The entries below are to be repeated exactly as they stand.

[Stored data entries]
_____
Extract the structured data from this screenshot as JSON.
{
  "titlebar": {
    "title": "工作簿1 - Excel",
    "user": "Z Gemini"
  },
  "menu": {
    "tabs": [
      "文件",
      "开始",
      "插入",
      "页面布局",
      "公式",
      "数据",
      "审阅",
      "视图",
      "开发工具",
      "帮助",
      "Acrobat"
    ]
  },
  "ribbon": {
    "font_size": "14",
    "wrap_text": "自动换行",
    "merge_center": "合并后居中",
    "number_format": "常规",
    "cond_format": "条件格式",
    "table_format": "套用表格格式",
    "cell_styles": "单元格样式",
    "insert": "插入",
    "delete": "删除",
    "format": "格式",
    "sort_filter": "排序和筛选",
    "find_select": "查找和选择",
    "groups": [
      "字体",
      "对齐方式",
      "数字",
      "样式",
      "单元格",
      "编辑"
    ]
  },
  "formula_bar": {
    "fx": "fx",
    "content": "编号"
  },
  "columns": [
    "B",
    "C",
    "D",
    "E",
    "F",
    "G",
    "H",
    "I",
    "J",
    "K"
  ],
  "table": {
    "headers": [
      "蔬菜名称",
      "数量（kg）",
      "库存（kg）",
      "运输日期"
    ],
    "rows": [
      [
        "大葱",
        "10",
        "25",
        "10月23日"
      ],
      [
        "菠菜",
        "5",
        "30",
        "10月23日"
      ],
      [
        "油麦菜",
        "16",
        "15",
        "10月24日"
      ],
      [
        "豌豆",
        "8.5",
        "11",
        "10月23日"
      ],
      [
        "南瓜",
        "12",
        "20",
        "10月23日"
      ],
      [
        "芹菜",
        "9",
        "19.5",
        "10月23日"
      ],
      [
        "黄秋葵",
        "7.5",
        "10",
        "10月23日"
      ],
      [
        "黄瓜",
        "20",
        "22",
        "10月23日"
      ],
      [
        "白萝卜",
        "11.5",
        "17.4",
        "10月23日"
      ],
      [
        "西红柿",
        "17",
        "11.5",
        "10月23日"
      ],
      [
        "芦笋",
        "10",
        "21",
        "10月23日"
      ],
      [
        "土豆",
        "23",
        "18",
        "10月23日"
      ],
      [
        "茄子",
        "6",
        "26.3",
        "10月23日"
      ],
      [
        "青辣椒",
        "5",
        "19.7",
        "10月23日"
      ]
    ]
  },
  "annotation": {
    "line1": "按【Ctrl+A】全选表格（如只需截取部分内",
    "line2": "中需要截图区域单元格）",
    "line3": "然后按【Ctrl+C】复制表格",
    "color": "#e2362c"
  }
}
_____
* Response to the task:
Extract the structured data from this screenshot as JSON.
{
  "titlebar": {
    "title": "工作簿1 - Excel",
    "user": "Z Gemini"
  },
  "menu": {
    "tabs": [
      "文件",
      "开始",
      "插入",
      "页面布局",
      "公式",
      "数据",
      "审阅",
      "视图",
      "开发工具",
      "帮助",
      "Acrobat"
    ]
  },
  "ribbon": {
    "font_size": "14",
    "wrap_text": "自动换行",
    "merge_center": "合并后居中",
    "number_format": "常规",
    "cond_format": "条件格式",
    "table_format": "套用表格格式",
    "cell_styles": "单元格样式",
    "insert": "插入",
    "delete": "删除",
    "format": "格式",
    "sort_filter": "排序和筛选",
    "find_select": "查找和选择",
    "groups": [
      "字体",
      "对齐方式",
      "数字",
      "样式",
      "单元格",
      "编辑"
    ]
  },
  "formula_bar": {
    "fx": "fx",
    "content": "编号"
  },
  "columns": [
    "B",
    "C",
    "D",
    "E",
    "F",
    "G",
    "H",
    "I",
    "J",
    "K"
  ],
  "table": {
    "headers": [
      "蔬菜名称",
      "数量（kg）",
      "库存（kg）",
      "运输日期"
    ],
    "rows": [
      [
        "大葱",
        "10",
        "25",
        "10月23日"
      ],
      [
        "菠菜",
        "5",
        "30",
        "10月23日"
      ],
      [
        "油麦菜",
        "16",
        "15",
        "10月24日"
      ],
      [
        "豌豆",
        "8.5",
        "11",
        "10月23日"
      ],
      [
        "南瓜",
        "12",
        "20",
        "10月23日"
      ],
      [
        "芹菜",
        "9",
        "19.5",
        "10月23日"
      ],
      [
        "黄秋葵",
        "7.5",
        "10",
        "10月23日"
      ],
      [
        "黄瓜",
        "20",
        "22",
        "10月23日"
      ],
      [
        "白萝卜",
        "11.5",
        "17.4",
        "10月23日"
      ],
      [
        "西红柿",
        "17",
        "11.5",
        "10月23日"
      ],
      [
        "芦笋",
        "10",
        "21",
        "10月23日"
      ],
      [
        "土豆",
        "23",
        "18",
        "10月23日"
      ],
      [
        "茄子",
        "6",
        "26.3",
        "10月23日"
      ],
      [
        "青辣椒",
        "5",
        "19.7",
        "10月23日"
      ]
    ]
  },
  "annotation": {
    "line1": "按【Ctrl+A】全选表格（如只需截取部分内",
    "line2": "中需要截图区域单元格）",
    "line3": "然后按【Ctrl+C】复制表格",
    "color": "#e2362c"
  }
}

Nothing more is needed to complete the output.